▶ **INSTRUCTION**:
Search the material below for the string "JSON" and extract each line that has it.
*** SOURCE RECORDS
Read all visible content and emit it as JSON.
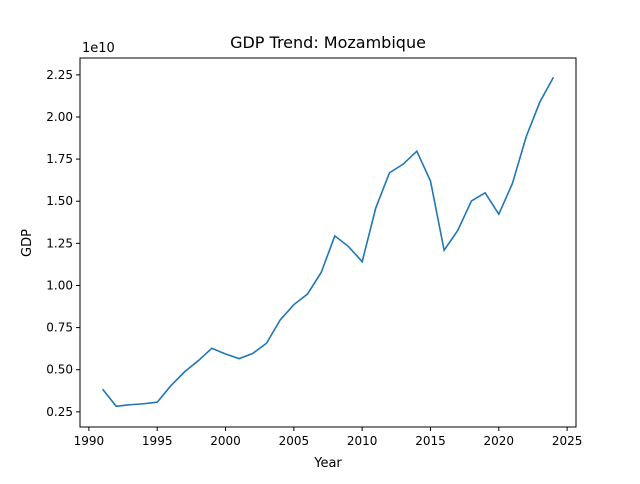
{
  "chart_data": {
    "type": "line",
    "title": "GDP Trend: Mozambique",
    "xlabel": "Year",
    "ylabel": "GDP",
    "y_scale_label": "1e10",
    "xlim": [
      1989.35,
      2025.65
    ],
    "ylim": [
      0.16,
      2.35
    ],
    "x_ticks": [
      1990,
      1995,
      2000,
      2005,
      2010,
      2015,
      2020,
      2025
    ],
    "y_ticks": [
      0.25,
      0.5,
      0.75,
      1.0,
      1.25,
      1.5,
      1.75,
      2.0,
      2.25
    ],
    "x_tick_labels": [
      "1990",
      "1995",
      "2000",
      "2005",
      "2010",
      "2015",
      "2020",
      "2025"
    ],
    "y_tick_labels": [
      "0.25",
      "0.50",
      "0.75",
      "1.00",
      "1.25",
      "1.50",
      "1.75",
      "2.00",
      "2.25"
    ],
    "grid": false,
    "series": [
      {
        "color": "#1f77b4",
        "x": [
          1991,
          1992,
          1993,
          1994,
          1995,
          1996,
          1997,
          1998,
          1999,
          2000,
          2001,
          2002,
          2003,
          2004,
          2005,
          2006,
          2007,
          2008,
          2009,
          2010,
          2011,
          2012,
          2013,
          2014,
          2015,
          2016,
          2017,
          2018,
          2019,
          2020,
          2021,
          2022,
          2023,
          2024
        ],
        "values": [
          0.385,
          0.283,
          0.292,
          0.298,
          0.307,
          0.405,
          0.487,
          0.553,
          0.627,
          0.593,
          0.566,
          0.597,
          0.657,
          0.795,
          0.886,
          0.949,
          1.077,
          1.294,
          1.231,
          1.141,
          1.461,
          1.669,
          1.72,
          1.797,
          1.62,
          1.209,
          1.327,
          1.502,
          1.55,
          1.423,
          1.606,
          1.882,
          2.088,
          2.236
        ]
      }
    ]
  }
}
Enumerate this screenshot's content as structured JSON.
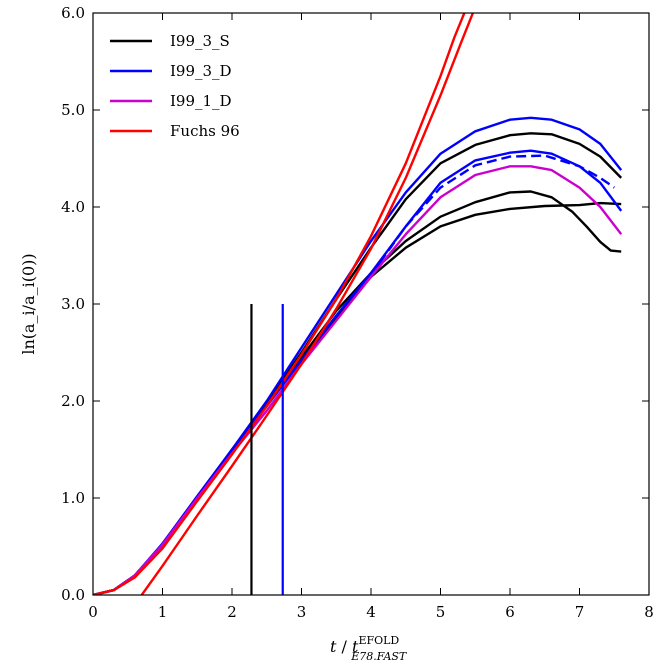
******
▶ **SOLVED EXERCISE**:
Read all visible content and emit it as JSON.
Enumerate this screenshot's content as structured JSON.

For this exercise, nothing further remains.